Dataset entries
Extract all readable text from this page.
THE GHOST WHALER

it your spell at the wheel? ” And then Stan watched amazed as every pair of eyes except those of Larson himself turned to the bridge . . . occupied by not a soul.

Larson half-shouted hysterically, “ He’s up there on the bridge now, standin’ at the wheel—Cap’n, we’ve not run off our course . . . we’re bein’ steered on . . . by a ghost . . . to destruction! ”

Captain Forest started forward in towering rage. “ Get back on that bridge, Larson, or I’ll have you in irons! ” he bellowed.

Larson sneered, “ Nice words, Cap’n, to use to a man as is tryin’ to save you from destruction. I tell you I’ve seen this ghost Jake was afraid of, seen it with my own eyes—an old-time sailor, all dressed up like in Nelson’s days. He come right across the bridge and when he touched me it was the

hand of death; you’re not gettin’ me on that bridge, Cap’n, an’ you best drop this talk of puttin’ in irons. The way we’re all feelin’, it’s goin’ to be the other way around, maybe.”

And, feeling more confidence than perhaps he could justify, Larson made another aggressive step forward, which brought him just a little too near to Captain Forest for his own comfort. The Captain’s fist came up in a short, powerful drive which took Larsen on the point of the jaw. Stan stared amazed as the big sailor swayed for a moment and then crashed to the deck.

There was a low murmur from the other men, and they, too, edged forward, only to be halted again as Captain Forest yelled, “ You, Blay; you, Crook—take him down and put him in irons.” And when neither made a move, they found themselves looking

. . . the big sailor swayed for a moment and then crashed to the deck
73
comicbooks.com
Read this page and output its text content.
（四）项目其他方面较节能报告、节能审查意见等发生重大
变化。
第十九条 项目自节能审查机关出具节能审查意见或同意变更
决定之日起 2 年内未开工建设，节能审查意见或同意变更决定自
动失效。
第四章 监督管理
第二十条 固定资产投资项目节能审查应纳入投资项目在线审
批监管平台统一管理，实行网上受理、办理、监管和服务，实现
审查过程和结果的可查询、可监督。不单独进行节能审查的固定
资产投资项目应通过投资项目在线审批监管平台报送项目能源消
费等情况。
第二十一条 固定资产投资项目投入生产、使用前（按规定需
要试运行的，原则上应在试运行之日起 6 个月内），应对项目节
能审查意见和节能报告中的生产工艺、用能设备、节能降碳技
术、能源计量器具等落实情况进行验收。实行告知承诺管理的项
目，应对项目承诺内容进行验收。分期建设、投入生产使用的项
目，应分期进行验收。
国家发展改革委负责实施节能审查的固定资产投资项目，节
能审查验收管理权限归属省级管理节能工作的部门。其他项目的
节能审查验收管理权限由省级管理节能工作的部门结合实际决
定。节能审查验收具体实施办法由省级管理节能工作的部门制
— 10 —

Problem to work on: Each entry above is to be printed again exactly.

Problem solution:
Extract all readable text from this page.
THE GHOST WHALER

it your spell at the wheel? ” And then Stan watched amazed as every pair of eyes except those of Larson himself turned to the bridge . . . occupied by not a soul.

Larson half-shouted hysterically, “ He’s up there on the bridge now, standin’ at the wheel—Cap’n, we’ve not run off our course . . . we’re bein’ steered on . . . by a ghost . . . to destruction! ”

Captain Forest started forward in towering rage. “ Get back on that bridge, Larson, or I’ll have you in irons! ” he bellowed.

Larson sneered, “ Nice words, Cap’n, to use to a man as is tryin’ to save you from destruction. I tell you I’ve seen this ghost Jake was afraid of, seen it with my own eyes—an old-time sailor, all dressed up like in Nelson’s days. He come right across the bridge and when he touched me it was the

hand of death; you’re not gettin’ me on that bridge, Cap’n, an’ you best drop this talk of puttin’ in irons. The way we’re all feelin’, it’s goin’ to be the other way around, maybe.”

And, feeling more confidence than perhaps he could justify, Larson made another aggressive step forward, which brought him just a little too near to Captain Forest for his own comfort. The Captain’s fist came up in a short, powerful drive which took Larsen on the point of the jaw. Stan stared amazed as the big sailor swayed for a moment and then crashed to the deck.

There was a low murmur from the other men, and they, too, edged forward, only to be halted again as Captain Forest yelled, “ You, Blay; you, Crook—take him down and put him in irons.” And when neither made a move, they found themselves looking

. . . the big sailor swayed for a moment and then crashed to the deck
73
comicbooks.com
Read this page and output its text content.
（四）项目其他方面较节能报告、节能审查意见等发生重大
变化。
第十九条 项目自节能审查机关出具节能审查意见或同意变更
决定之日起 2 年内未开工建设，节能审查意见或同意变更决定自
动失效。
第四章 监督管理
第二十条 固定资产投资项目节能审查应纳入投资项目在线审
批监管平台统一管理，实行网上受理、办理、监管和服务，实现
审查过程和结果的可查询、可监督。不单独进行节能审查的固定
资产投资项目应通过投资项目在线审批监管平台报送项目能源消
费等情况。
第二十一条 固定资产投资项目投入生产、使用前（按规定需
要试运行的，原则上应在试运行之日起 6 个月内），应对项目节
能审查意见和节能报告中的生产工艺、用能设备、节能降碳技
术、能源计量器具等落实情况进行验收。实行告知承诺管理的项
目，应对项目承诺内容进行验收。分期建设、投入生产使用的项
目，应分期进行验收。
国家发展改革委负责实施节能审查的固定资产投资项目，节
能审查验收管理权限归属省级管理节能工作的部门。其他项目的
节能审查验收管理权限由省级管理节能工作的部门结合实际决
定。节能审查验收具体实施办法由省级管理节能工作的部门制
— 10 —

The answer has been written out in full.